--- START PROVIDED DATA ---

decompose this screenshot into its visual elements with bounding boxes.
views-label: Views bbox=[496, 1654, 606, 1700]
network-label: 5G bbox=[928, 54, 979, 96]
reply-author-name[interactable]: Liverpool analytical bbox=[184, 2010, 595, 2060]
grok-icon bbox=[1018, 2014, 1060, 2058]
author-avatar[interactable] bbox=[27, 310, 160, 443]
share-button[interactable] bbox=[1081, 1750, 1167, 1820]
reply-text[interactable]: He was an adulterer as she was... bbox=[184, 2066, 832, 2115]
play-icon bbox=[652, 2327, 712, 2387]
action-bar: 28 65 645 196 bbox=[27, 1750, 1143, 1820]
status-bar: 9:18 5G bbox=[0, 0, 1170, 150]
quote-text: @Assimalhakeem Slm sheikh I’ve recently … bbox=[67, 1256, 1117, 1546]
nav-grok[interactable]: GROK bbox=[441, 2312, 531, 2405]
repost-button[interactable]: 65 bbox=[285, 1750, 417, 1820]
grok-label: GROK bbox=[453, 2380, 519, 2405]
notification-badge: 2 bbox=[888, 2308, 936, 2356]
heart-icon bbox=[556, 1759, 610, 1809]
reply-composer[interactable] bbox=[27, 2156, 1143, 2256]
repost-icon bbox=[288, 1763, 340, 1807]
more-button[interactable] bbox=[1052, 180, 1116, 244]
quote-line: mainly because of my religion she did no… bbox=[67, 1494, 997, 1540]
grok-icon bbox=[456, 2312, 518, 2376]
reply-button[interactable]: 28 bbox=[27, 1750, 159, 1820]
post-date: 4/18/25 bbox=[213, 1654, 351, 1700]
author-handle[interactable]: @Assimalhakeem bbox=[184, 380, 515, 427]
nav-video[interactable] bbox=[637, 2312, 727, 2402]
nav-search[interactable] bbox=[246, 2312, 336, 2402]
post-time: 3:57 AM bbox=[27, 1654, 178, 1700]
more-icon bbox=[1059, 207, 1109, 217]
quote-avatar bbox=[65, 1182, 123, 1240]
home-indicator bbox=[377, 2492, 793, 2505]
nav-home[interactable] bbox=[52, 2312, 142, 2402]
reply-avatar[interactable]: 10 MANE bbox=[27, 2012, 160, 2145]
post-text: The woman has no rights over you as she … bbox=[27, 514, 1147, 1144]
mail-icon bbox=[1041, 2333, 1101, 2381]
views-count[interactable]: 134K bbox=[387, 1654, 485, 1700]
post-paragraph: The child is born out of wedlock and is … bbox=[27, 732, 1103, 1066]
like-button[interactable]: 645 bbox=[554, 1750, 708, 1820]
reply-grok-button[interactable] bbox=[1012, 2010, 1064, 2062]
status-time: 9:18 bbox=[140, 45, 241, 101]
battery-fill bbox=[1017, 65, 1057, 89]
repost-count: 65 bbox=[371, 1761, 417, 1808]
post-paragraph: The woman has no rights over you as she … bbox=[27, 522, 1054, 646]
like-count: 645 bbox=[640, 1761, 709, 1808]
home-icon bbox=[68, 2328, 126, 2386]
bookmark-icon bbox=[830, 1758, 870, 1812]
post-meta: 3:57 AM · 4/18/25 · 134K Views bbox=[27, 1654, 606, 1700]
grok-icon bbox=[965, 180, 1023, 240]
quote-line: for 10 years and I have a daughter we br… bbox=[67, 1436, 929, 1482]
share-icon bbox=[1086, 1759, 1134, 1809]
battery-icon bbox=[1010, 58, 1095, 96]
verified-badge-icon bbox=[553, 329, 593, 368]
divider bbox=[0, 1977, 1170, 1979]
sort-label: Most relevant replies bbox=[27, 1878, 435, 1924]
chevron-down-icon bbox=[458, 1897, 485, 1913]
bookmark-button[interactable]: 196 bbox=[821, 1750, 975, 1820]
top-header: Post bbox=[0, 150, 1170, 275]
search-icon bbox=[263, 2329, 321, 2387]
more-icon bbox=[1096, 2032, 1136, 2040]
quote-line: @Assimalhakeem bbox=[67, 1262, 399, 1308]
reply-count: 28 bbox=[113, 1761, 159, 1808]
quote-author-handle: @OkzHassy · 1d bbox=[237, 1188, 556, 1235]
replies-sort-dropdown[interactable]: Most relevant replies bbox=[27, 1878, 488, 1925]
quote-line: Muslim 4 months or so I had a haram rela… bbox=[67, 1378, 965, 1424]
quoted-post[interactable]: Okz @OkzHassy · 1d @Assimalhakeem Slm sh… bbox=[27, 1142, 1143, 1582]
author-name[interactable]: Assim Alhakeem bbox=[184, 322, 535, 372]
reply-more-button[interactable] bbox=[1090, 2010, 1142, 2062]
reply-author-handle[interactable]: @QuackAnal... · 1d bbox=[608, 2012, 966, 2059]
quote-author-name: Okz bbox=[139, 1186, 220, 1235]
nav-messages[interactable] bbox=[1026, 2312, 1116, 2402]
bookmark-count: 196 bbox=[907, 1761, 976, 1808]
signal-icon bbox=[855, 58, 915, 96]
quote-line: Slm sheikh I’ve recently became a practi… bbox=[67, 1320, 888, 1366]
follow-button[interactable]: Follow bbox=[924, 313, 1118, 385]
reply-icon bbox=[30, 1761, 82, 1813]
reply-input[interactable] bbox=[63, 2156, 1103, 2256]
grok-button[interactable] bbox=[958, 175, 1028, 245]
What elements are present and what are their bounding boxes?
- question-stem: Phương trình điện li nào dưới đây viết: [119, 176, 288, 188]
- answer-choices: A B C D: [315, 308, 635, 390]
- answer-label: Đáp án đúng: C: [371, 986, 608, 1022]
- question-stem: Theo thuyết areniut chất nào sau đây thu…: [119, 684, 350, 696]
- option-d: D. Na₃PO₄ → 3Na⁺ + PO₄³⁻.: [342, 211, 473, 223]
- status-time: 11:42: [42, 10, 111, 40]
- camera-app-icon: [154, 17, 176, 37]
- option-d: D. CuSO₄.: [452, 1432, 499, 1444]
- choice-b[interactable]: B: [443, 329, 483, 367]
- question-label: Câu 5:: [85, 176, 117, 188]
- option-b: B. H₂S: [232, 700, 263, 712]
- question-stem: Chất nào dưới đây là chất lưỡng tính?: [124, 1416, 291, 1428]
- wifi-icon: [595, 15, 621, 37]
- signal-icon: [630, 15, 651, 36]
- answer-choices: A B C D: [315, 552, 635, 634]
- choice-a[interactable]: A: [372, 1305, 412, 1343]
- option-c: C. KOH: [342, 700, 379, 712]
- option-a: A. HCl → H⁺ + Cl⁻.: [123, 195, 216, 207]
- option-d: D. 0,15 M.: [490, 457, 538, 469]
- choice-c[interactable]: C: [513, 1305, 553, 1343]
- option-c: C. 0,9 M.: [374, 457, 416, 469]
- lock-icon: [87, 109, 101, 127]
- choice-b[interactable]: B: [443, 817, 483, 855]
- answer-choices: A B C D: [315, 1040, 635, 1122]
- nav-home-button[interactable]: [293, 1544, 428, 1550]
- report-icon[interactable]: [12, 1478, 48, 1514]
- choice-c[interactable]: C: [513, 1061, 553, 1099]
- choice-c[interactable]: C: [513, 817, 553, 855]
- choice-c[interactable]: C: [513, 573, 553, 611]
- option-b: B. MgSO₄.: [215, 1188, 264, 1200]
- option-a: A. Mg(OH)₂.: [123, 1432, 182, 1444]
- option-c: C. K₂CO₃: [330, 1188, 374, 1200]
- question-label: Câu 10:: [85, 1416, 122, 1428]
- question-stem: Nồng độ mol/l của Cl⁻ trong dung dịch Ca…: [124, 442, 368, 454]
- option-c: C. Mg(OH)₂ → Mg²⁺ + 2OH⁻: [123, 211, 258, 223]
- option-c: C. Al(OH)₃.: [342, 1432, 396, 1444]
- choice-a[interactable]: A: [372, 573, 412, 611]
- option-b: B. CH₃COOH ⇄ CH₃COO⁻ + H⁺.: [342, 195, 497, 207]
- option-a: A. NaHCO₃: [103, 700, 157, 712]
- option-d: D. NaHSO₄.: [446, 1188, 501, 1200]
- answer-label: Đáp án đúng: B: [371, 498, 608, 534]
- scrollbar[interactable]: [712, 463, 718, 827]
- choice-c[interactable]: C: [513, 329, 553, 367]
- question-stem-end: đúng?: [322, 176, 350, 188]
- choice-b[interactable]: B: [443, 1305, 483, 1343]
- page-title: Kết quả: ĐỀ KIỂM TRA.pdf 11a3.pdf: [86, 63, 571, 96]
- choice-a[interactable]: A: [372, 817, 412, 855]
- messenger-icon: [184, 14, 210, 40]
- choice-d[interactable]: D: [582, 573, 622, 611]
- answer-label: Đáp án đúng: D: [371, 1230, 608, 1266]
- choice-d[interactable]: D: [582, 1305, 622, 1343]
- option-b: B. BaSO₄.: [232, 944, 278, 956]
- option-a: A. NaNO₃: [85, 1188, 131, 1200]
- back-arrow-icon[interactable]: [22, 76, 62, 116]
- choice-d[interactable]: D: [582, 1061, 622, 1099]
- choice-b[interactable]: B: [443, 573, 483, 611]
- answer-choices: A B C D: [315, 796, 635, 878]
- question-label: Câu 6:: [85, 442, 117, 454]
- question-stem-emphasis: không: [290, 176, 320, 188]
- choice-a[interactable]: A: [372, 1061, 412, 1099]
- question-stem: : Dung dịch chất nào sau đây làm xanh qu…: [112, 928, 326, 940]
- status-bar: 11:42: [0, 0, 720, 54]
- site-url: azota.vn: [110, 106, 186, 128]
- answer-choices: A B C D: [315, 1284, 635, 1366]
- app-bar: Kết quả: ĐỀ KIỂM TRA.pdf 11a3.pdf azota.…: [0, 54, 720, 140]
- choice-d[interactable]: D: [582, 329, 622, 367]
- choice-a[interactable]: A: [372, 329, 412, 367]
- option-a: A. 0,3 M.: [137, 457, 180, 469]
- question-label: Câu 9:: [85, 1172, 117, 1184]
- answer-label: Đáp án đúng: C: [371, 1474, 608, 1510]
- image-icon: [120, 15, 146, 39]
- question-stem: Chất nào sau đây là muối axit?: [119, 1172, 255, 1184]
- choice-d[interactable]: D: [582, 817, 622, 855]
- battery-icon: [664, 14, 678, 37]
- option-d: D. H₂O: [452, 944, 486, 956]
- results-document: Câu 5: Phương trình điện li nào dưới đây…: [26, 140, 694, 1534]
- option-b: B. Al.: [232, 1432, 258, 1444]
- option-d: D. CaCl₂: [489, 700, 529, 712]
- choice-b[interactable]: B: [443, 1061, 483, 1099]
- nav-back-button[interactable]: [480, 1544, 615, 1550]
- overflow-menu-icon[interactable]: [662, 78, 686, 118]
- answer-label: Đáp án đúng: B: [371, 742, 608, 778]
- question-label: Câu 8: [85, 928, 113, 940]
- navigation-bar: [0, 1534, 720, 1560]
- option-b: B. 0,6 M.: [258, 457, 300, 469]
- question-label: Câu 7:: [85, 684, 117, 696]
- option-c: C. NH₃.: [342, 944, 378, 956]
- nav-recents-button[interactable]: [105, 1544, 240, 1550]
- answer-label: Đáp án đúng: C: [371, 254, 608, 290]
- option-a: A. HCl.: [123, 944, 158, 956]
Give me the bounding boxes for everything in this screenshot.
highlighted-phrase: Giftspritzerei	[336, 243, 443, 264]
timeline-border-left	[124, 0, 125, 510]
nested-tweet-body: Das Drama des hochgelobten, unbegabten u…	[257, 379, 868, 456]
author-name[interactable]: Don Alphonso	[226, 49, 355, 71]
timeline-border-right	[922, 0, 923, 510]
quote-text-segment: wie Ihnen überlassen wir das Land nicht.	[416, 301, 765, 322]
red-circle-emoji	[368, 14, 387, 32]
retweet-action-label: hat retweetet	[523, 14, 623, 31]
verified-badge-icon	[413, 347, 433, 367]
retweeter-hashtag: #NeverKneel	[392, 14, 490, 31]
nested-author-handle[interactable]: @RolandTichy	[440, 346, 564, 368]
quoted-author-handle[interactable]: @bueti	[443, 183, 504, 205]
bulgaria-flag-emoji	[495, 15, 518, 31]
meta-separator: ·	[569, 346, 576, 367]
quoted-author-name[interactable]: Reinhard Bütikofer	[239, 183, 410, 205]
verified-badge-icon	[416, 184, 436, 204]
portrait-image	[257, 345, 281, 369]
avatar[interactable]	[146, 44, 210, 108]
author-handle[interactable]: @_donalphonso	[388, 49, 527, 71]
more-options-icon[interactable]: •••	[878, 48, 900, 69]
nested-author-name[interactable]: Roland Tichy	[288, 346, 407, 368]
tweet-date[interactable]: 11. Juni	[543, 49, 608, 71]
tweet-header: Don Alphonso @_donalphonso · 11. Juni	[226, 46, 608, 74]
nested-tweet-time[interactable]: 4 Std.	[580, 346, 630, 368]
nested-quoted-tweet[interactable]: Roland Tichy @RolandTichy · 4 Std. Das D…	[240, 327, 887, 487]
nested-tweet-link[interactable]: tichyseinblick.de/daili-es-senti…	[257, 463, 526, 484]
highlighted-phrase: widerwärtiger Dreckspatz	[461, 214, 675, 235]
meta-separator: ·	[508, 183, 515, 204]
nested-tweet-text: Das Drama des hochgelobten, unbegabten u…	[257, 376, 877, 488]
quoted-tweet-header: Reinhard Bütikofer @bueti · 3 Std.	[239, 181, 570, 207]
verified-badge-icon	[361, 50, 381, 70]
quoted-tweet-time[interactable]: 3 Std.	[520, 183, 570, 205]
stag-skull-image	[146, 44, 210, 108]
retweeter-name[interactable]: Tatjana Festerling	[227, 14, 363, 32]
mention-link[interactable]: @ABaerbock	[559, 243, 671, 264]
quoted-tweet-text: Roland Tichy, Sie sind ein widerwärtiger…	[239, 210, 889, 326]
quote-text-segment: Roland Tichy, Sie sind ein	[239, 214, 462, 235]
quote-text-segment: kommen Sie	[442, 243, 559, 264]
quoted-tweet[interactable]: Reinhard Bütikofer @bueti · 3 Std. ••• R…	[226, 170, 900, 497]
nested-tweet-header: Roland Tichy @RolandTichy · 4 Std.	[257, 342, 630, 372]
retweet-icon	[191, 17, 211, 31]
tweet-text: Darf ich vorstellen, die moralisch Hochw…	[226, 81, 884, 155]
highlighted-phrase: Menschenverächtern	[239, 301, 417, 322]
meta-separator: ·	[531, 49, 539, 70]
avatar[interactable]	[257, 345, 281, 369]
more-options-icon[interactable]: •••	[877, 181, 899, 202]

--- END PROVIDED DATA ---

YOUR TASK ->
Gather every line of the data containing the string "recently" and copy each one in full. Count only matches whose case is the same.

EXERCISE RESPONSE ->
quote-text: @Assimalhakeem Slm sheikh I’ve recently … bbox=[67, 1256, 1117, 1546]
quote-line: Slm sheikh I’ve recently became a practi… bbox=[67, 1320, 888, 1366]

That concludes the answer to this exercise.